++++ LISTED RECORDS

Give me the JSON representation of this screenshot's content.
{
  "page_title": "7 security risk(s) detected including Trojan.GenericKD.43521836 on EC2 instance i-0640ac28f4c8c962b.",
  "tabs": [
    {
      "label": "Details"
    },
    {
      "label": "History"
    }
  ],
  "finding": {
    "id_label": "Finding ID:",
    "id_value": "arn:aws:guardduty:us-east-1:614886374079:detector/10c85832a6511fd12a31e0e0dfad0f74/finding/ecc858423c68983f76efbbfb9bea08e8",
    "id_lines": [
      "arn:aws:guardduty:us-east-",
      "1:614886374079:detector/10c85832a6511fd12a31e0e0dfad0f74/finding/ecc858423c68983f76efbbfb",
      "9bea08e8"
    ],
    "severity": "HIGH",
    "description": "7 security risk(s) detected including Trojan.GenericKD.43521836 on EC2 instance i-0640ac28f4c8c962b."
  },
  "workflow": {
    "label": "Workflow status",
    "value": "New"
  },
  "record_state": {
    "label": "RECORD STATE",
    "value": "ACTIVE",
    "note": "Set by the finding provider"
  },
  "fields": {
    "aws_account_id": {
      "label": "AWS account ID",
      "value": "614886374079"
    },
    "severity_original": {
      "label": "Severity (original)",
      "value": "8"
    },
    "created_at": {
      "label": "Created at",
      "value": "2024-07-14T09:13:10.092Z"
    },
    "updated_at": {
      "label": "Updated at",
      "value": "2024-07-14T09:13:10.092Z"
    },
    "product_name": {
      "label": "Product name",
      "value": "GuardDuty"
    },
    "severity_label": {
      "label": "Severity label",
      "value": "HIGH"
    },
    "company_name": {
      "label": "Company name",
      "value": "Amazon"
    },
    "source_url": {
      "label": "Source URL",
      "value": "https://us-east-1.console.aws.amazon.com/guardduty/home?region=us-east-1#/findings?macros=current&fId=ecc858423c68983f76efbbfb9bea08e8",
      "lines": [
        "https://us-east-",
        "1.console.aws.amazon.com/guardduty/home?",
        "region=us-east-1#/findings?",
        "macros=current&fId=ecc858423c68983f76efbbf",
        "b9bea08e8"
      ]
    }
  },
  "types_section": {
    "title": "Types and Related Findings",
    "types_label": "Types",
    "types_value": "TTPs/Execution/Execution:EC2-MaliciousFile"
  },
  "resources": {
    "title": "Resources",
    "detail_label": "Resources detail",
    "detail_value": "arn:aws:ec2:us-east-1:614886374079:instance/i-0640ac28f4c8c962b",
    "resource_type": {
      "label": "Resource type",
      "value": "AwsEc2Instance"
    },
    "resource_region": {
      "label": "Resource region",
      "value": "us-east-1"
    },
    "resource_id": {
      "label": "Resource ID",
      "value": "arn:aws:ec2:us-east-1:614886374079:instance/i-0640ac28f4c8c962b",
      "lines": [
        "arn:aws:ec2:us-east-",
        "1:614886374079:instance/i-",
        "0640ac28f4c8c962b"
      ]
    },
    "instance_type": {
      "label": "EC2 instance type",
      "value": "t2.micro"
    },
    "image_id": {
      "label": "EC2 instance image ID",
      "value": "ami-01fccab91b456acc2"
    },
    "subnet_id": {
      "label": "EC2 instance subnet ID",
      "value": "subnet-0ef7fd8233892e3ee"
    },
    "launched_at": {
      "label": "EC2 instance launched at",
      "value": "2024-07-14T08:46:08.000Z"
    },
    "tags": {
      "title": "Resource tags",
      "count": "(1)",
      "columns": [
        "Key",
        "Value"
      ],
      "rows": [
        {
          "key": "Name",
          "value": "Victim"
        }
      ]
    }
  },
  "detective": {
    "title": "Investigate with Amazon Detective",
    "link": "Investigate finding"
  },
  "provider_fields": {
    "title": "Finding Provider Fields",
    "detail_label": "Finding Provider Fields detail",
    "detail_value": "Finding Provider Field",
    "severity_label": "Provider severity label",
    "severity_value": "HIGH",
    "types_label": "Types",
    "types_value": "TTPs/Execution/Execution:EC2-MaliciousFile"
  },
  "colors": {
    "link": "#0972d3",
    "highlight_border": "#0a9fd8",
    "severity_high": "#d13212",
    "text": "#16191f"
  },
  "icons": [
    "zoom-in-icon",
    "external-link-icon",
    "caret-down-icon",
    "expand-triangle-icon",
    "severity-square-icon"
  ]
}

++++++++

# WHAT TO PRODUCE
Say, as a number only, how many lines of the data contain "detector".

# ANSWER TO THE TASK
2